KUTIPAN:
##########

“Aku yo tau ji,
nggeblak goro-goro mikir masalah lan beban moral!” ungkap Mbah Pri malam itu sambil menyenderkan
tubuhnya di dinding tembok warung berwarna hijau. Aku sedikit tertegun.
Beberapa menit yang lalu aku membicarakan tentang kepayahan fisik saat kerja
bakti di kampung. Kerja bakti yang hampir membuatku pingsan itu tuh.
“Opo iyo pak!? Kapan
kui?” tanyaku sedikit kaget. Malam ini aku meluangkan waktu untuk mampir ke
warungnya Mbah Pri. Suasana warung susu
segar Mbah Pri malam ini tidak terlalu ramai seperti malam minggu di beberapa
bulan yang lalu. Iya. Aku memang menghampiri warung susu tersebut tidak di
malam minggu lagi. Malam Senin. Aku datang di malam senin dengan harapan dapat
berbincang lebih personal dengan Mbah Pri. Penjual susu segar legendaris
kebanggaan mama papanya di kampung.

##########

DATA TERSEDIA:

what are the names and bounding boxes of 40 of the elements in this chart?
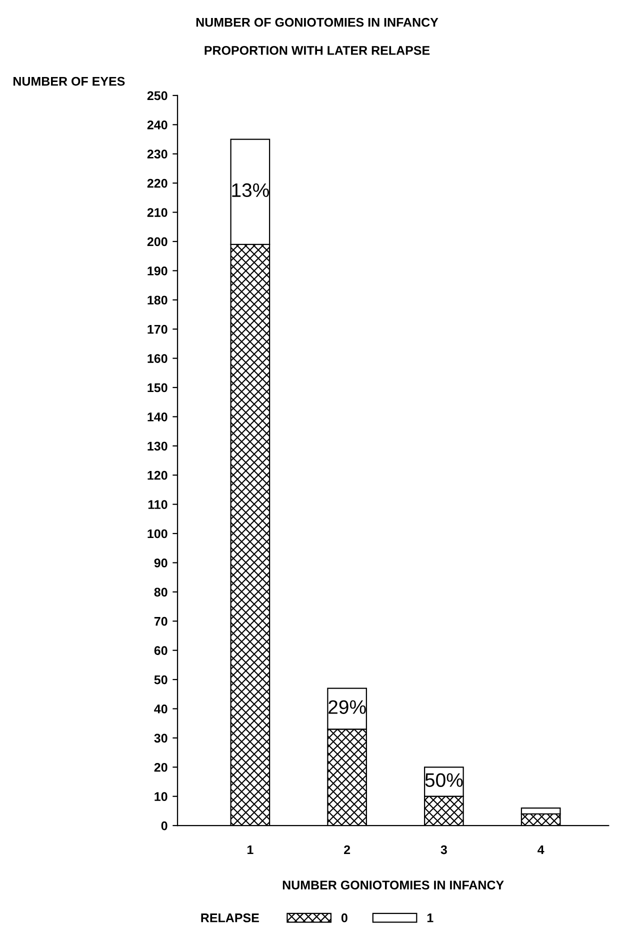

##########

URAIAN TUGAS: Lanjutkan kisah tentang warung susu segar Mbah Pri di atas, dimulai tepat setelah kalimat terakhirnya.

JAWABAN:
“Pas jaman lebaran
taun wingi, aku wis sadar sih yen ameh semaput” jawabnya terkekeh-kekeh
menertawakan dirinya sendiri. Lucu, soalnya aku berpendapat orang yang bisa
menceritakan ‘kemalangan diri sendiri dengan riang gembira’ itu pertanda sang
empunya cerita sudah sangat dewasa baik secara mental dan moral. Yah, Mbah Pri
emang cukup tua sih. Walaupun secara umur belum terlalu tua, kira-kira beliau
berumur 40-an tahun. Hanya saja uban yang tumbuh subur di kepala membuat dia
tampak terlihat cukup pantas untuk dipanggil ‘Mbah’.
“Lha bar mangan toh
ngerti-ngerti kabeh peteng, terus tangi aku wis ono rumah sakit” lanjutnya
sembari sesekali pergi ke ‘meja kerja’ untuk membuatkan pesanan para pembeli.
“Kok iso ngono yo
pak!?” aku hanya bisa bertanya dan terus bertanya. Apalagi jika mengingat
pandangan mataku yang mulai kabur gara-gara sedikit kelelahan hari ini.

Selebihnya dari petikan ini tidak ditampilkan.